→ Extract provided:
As a juvenile agency director who navigated the need to serve young people of all ages and offense backgrounds (one third of the youth I served were more than 18 years old, and a significant number had serious offense histories, including behaviors that could have seen them Direct Filed), I had the opportunity to review the data in D.C. and around the country. Systems are looking at youth who are being tried as adults, and the youth who are lucky enough to stay in the juvenile system, and seeing similarities between the two.

From state-to-state to the District of Columbia, the young people tried as adults do not look dramatically different from the youth who are kept in the juvenile system, and an increasing number of states around the country have taken steps that Washington, D.C. needs to take, including:

  • Texas: Research by the University of Texas at Austin Lyndon Banes Johnson School of Public Affairs found that youth who were tried as adults had similar characteristics to youth who had the option of staying in the juvenile system: The youth who had to be transferred were shown to have similar prior offense histories (including the proportions that had no violent histories), and had about the same number of previous referrals to a local probation department. Of the youth who were transferred, seven out of 10 had no prior violent criminal history, a third were first-time offenders, and nine out of 10 had never had the opportunity to benefit from the services of the Texas Department of Juvenile Justice — suggesting that few of them have a serious history of delinquency of any kind. (Texas recently passed legislation that encourages counties to hold youth pretrial in the juvenile justice system if a court is considering transfer to the adult system.)

  • Oregon: Research from the Oregon Youth Authority on the young people who were transferred to the adult system found that, of all the youth in custody, those youth sent there by juvenile departments had higher risk  to reoffend on an objective risk assessment than those youth who had been tried as adults. In other words, the assessment showed that transferred youth were not more “serious” than youth who stayed in the juvenile justice system. (Oregon recently passed legislation to encourage counties to hold youth in juvenile facilities, pretrial, and the state is studying the practice of transferring youth to the adult system for future legislative review.)

 As a former juvenile corrections administrator, what this data says to me is, there is very little difference between the youth who are ending up being tried adults, and those youth who are remain in the juvenile system.

But under D.C.’s Direct File statute and other transfer laws, young people who could be served by a juvenile department are being exposed to an adult jail, and face all the negative outcomes that come with being in jail — higher risk of harm, isolation and lack of appropriate services.

The D.C. Council and policymakers would be well served by considering and implementing the recommendations by DC Lawyers for Youth and the Campaign for Youth Justice, including:

  • "Reverse transfer” motions: allow judges to review a youth's case to consider whether it should be moved to juvenile court;

  • End "once-an-adult-always-an-adult:" we should end requirement that youth previously charged as adults be so in the future, no matter how minor the suspected offense;

  • Prohibit pretrial detention of youth in adult facilities: all youth should be detained, pretrial, in the juvenile justice system, and kept out of adult jails.

Washingtonians need look no further than the “DMV” (D.C., Maryland, Virginia) to see what they might emulate here. The Virginia Legislature passed a measure that will help keep Virginia youth out of adult jails. This year, Maryland passed legislation that restores some judicial discretion to transfer youth from adult court to juvenile court (the first step taken on reforming Maryland’s juvenile transfer laws in a decade).

If Washington, D.C. made these changes, we would improve the chances that the city could deter future crime, promoting the rehabilitation of young offenders and improving public safety.

Marc A. Schindler is the Executive Director of the Justice Policy Institute, and former general counsel and interim director of the Department of Youth Rehabilitation Services in Washington, D.C.

→ Aim of the exercise: From the piece above on trying young people as adults in D.C., write out word for word the part starting with "As a juvenile" and going on through "between the two.".

→ Record excerpts:

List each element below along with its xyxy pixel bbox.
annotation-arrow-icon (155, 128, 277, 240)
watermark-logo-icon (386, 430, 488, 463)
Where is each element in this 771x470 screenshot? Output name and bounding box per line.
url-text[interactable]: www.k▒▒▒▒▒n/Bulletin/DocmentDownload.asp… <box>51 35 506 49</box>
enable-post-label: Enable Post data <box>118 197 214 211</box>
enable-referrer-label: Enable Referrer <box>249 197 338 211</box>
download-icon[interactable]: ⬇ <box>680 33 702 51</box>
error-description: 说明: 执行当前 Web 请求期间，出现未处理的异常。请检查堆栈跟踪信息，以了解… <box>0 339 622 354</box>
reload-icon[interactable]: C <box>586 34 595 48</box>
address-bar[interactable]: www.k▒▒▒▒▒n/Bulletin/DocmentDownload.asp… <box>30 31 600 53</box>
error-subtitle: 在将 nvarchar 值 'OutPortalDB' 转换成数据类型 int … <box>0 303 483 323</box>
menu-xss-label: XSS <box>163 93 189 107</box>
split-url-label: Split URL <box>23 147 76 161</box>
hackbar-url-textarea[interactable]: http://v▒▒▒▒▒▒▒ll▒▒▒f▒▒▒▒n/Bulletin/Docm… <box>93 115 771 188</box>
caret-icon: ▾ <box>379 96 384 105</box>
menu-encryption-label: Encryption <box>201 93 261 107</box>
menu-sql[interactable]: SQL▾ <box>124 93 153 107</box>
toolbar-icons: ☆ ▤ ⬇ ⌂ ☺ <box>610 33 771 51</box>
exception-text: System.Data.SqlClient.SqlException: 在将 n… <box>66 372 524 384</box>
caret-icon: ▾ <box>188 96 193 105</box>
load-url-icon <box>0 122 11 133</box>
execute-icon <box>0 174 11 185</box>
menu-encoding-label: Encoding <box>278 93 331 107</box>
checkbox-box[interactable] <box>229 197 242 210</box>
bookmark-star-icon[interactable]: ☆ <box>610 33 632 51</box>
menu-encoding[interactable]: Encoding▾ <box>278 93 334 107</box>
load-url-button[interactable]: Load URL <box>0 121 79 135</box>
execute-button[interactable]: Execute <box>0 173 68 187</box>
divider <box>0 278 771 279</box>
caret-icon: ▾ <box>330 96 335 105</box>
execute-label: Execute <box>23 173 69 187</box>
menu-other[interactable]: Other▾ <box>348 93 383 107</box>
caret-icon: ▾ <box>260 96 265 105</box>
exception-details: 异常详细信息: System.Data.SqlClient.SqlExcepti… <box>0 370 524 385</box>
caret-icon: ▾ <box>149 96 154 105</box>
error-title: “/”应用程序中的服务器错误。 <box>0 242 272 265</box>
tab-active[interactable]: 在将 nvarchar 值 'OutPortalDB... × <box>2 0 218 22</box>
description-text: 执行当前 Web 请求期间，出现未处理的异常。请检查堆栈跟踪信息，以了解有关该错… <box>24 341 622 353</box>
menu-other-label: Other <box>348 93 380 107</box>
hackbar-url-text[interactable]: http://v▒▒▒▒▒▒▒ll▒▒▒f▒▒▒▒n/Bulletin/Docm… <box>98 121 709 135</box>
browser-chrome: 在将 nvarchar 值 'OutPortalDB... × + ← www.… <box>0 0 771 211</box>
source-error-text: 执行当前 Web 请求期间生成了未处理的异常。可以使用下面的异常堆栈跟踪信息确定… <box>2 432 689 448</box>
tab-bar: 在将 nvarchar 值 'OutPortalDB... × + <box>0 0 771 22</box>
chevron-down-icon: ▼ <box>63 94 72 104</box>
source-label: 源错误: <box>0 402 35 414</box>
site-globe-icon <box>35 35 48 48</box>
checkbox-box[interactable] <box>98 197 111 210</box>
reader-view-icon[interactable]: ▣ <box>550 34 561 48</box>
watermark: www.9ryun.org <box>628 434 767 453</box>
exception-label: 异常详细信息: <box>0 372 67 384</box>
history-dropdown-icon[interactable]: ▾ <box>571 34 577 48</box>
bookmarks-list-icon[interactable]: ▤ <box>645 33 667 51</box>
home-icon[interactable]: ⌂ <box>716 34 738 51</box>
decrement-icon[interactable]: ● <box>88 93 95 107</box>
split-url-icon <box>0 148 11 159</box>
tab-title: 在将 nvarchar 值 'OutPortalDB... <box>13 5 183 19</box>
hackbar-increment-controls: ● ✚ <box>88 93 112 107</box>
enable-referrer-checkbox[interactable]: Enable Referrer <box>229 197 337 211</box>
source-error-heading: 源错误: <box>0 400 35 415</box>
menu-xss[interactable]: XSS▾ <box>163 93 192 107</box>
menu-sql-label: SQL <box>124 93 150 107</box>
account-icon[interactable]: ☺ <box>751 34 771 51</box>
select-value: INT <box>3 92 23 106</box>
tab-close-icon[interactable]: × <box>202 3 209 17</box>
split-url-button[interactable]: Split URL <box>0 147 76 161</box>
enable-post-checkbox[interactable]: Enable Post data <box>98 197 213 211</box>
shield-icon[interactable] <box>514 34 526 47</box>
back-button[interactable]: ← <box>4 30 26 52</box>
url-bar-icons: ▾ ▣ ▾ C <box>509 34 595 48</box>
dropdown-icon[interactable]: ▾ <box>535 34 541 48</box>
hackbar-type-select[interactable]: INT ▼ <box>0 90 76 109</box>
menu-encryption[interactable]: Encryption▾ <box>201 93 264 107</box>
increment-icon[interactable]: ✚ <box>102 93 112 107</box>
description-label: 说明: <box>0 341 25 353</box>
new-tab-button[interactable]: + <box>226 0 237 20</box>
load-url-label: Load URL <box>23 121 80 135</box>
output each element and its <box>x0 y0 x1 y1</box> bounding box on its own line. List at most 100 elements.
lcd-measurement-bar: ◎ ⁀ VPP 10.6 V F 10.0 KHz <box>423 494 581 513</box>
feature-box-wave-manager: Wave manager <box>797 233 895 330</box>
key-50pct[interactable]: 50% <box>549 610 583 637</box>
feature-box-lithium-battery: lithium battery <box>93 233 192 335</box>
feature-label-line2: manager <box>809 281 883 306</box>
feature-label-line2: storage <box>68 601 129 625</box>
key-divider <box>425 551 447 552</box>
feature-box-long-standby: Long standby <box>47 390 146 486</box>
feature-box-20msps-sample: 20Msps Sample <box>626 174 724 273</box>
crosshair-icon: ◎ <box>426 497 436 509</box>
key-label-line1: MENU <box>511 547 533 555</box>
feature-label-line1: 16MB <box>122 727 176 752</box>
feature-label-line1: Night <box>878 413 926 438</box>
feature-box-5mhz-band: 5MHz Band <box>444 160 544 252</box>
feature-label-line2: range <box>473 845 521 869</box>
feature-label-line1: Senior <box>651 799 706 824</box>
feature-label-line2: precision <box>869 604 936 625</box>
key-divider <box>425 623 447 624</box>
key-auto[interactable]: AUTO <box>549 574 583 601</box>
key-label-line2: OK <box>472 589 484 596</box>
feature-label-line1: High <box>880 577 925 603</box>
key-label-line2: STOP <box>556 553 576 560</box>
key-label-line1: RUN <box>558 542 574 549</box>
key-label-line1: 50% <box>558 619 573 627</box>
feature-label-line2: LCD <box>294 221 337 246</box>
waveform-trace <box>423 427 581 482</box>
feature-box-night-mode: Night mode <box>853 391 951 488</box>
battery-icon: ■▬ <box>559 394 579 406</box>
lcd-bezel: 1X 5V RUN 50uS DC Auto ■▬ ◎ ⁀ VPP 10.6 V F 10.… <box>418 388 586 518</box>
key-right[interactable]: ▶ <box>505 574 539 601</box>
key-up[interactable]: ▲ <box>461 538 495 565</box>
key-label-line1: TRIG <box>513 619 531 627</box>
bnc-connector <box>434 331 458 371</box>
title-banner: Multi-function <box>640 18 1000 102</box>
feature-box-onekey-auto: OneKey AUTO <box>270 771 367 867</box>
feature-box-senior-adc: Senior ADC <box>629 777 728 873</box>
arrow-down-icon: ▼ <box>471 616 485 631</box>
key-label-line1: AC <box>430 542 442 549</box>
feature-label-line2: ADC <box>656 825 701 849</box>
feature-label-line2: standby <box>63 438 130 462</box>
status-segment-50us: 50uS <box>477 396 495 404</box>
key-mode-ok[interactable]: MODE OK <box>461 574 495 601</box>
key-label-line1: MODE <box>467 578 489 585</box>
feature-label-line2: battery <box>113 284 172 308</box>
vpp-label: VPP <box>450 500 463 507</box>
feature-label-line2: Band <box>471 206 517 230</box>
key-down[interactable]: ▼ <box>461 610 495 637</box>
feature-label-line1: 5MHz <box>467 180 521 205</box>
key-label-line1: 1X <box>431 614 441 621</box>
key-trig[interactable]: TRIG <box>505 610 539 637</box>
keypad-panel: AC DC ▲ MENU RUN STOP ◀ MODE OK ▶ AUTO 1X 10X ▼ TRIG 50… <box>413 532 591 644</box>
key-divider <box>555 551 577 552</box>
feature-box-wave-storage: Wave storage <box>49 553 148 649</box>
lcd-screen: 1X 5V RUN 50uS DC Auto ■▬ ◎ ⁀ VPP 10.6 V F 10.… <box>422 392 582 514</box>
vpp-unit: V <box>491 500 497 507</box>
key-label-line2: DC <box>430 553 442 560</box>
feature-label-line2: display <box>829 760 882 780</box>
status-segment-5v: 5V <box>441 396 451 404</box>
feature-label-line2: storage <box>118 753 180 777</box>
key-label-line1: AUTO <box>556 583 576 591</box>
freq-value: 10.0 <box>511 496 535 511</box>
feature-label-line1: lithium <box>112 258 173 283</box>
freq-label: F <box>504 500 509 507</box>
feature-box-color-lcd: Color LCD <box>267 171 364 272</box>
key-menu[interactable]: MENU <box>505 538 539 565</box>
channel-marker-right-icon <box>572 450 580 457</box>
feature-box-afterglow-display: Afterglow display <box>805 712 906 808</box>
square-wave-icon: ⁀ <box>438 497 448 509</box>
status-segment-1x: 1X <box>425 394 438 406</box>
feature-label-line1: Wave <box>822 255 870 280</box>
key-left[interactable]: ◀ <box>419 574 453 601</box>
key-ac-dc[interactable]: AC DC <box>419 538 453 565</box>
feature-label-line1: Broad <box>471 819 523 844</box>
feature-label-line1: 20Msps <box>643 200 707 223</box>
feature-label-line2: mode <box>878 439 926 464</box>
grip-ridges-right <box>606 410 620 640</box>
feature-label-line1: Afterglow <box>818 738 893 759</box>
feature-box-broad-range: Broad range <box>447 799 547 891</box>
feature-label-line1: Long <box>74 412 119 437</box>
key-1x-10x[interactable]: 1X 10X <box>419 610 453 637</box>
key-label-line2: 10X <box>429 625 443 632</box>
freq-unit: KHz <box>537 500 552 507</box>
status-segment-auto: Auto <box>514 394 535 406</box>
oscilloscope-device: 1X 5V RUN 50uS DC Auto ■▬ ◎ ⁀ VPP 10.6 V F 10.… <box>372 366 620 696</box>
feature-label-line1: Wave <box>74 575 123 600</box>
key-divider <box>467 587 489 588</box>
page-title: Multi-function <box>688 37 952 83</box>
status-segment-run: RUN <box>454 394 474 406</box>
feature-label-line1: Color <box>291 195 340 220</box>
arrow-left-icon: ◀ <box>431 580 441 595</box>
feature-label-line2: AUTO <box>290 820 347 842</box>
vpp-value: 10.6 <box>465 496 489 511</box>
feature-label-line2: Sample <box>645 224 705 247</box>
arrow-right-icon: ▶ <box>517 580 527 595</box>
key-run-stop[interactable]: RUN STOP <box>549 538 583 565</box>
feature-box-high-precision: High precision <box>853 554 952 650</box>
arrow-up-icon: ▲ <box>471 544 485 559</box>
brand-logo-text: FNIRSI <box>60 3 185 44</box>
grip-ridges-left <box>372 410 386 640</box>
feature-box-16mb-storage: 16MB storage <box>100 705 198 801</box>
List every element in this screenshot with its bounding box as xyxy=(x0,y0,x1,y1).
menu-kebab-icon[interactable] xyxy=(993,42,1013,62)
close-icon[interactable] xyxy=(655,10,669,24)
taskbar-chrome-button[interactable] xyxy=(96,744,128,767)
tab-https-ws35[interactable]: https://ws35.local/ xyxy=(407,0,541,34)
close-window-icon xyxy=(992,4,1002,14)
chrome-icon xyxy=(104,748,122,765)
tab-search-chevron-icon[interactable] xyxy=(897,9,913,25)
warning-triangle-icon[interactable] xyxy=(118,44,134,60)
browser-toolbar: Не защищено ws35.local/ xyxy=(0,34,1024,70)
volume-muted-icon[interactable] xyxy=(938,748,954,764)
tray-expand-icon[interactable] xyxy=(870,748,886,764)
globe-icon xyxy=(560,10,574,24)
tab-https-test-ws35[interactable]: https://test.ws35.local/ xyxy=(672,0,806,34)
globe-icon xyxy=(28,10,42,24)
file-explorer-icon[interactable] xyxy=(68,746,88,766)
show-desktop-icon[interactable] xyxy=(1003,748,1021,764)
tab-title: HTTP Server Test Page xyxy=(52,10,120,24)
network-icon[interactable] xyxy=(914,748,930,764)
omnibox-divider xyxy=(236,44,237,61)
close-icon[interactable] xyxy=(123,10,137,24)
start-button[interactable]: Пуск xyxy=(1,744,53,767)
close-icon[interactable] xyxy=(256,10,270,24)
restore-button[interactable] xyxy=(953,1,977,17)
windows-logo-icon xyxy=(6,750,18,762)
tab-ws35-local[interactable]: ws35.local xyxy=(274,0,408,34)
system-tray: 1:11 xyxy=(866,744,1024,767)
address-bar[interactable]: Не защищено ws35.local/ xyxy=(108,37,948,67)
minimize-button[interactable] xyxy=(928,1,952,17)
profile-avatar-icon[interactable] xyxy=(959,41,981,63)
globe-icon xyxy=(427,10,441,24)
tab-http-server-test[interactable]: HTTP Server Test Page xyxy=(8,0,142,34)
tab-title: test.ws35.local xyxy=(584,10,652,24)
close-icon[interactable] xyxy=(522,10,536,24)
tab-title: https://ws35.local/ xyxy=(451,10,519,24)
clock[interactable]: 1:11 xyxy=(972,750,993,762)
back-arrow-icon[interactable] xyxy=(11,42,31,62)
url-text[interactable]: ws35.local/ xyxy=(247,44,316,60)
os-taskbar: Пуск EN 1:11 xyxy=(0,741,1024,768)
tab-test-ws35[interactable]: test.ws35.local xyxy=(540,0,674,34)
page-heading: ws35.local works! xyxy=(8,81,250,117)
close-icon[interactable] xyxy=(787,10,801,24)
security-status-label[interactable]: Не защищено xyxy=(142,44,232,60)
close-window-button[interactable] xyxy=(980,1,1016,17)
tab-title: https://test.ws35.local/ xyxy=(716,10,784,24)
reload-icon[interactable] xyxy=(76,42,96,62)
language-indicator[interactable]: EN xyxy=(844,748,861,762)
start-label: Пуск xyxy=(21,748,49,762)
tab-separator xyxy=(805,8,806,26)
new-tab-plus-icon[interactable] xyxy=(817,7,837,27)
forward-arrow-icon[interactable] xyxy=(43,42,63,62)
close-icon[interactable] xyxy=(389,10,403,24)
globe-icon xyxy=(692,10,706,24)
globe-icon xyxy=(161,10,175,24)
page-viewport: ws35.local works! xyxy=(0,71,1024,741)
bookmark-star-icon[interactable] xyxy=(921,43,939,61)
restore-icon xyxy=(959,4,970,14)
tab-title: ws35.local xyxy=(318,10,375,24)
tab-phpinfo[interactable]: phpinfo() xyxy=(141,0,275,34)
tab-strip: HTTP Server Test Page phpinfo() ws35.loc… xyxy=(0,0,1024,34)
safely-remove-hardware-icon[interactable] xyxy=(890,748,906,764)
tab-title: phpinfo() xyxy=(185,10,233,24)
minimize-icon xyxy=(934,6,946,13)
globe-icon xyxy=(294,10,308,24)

→ Written response:
As a juvenile agency director who navigated the need to serve young people of all ages and offense backgrounds (one third of the youth I served were more than 18 years old, and a significant number had serious offense histories, including behaviors that could have seen them Direct Filed), I had the opportunity to review the data in D.C. and around the country. Systems are looking at youth who are being tried as adults, and the youth who are lucky enough to stay in the juvenile system, and seeing similarities between the two.